> [Task]:
Give every line of the material again, exactly as written.
+++ Input data +++
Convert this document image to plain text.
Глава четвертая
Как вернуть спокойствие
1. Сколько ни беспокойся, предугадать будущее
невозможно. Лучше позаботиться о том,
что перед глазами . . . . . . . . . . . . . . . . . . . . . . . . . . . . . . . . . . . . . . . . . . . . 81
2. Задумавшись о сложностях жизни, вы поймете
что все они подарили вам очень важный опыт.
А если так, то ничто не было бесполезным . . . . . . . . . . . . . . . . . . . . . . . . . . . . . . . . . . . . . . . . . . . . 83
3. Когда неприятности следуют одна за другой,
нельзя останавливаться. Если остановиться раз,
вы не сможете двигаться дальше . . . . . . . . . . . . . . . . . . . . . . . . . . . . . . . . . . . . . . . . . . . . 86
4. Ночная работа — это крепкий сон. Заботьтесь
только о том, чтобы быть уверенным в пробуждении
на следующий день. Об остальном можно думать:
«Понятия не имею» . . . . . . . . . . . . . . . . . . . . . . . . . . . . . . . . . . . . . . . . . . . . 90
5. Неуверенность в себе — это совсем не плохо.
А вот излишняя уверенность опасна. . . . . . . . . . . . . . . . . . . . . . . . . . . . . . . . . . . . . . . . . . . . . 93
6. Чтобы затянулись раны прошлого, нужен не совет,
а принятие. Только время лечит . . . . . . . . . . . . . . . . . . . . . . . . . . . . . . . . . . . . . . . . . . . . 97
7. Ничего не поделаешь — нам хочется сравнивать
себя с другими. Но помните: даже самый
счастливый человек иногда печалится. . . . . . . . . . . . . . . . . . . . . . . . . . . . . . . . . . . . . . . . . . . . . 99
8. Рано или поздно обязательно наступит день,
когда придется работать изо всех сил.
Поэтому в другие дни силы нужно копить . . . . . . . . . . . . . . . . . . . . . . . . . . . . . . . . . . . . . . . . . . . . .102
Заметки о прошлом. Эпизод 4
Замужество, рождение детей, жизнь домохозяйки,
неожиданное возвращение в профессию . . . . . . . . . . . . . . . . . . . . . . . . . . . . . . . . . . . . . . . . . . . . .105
+++
> [Right answer]:
Convert this document image to plain text.
Глава четвертая
Как вернуть спокойствие
1. Сколько ни беспокойся, предугадать будущее
невозможно. Лучше позаботиться о том,
что перед глазами . . . . . . . . . . . . . . . . . . . . . . . . . . . . . . . . . . . . . . . . . . . . 81
2. Задумавшись о сложностях жизни, вы поймете
что все они подарили вам очень важный опыт.
А если так, то ничто не было бесполезным . . . . . . . . . . . . . . . . . . . . . . . . . . . . . . . . . . . . . . . . . . . . 83
3. Когда неприятности следуют одна за другой,
нельзя останавливаться. Если остановиться раз,
вы не сможете двигаться дальше . . . . . . . . . . . . . . . . . . . . . . . . . . . . . . . . . . . . . . . . . . . . 86
4. Ночная работа — это крепкий сон. Заботьтесь
только о том, чтобы быть уверенным в пробуждении
на следующий день. Об остальном можно думать:
«Понятия не имею» . . . . . . . . . . . . . . . . . . . . . . . . . . . . . . . . . . . . . . . . . . . . 90
5. Неуверенность в себе — это совсем не плохо.
А вот излишняя уверенность опасна. . . . . . . . . . . . . . . . . . . . . . . . . . . . . . . . . . . . . . . . . . . . . 93
6. Чтобы затянулись раны прошлого, нужен не совет,
а принятие. Только время лечит . . . . . . . . . . . . . . . . . . . . . . . . . . . . . . . . . . . . . . . . . . . . 97
7. Ничего не поделаешь — нам хочется сравнивать
себя с другими. Но помните: даже самый
счастливый человек иногда печалится. . . . . . . . . . . . . . . . . . . . . . . . . . . . . . . . . . . . . . . . . . . . . 99
8. Рано или поздно обязательно наступит день,
когда придется работать изо всех сил.
Поэтому в другие дни силы нужно копить . . . . . . . . . . . . . . . . . . . . . . . . . . . . . . . . . . . . . . . . . . . . .102
Заметки о прошлом. Эпизод 4
Замужество, рождение детей, жизнь домохозяйки,
неожиданное возвращение в профессию . . . . . . . . . . . . . . . . . . . . . . . . . . . . . . . . . . . . . . . . . . . . .105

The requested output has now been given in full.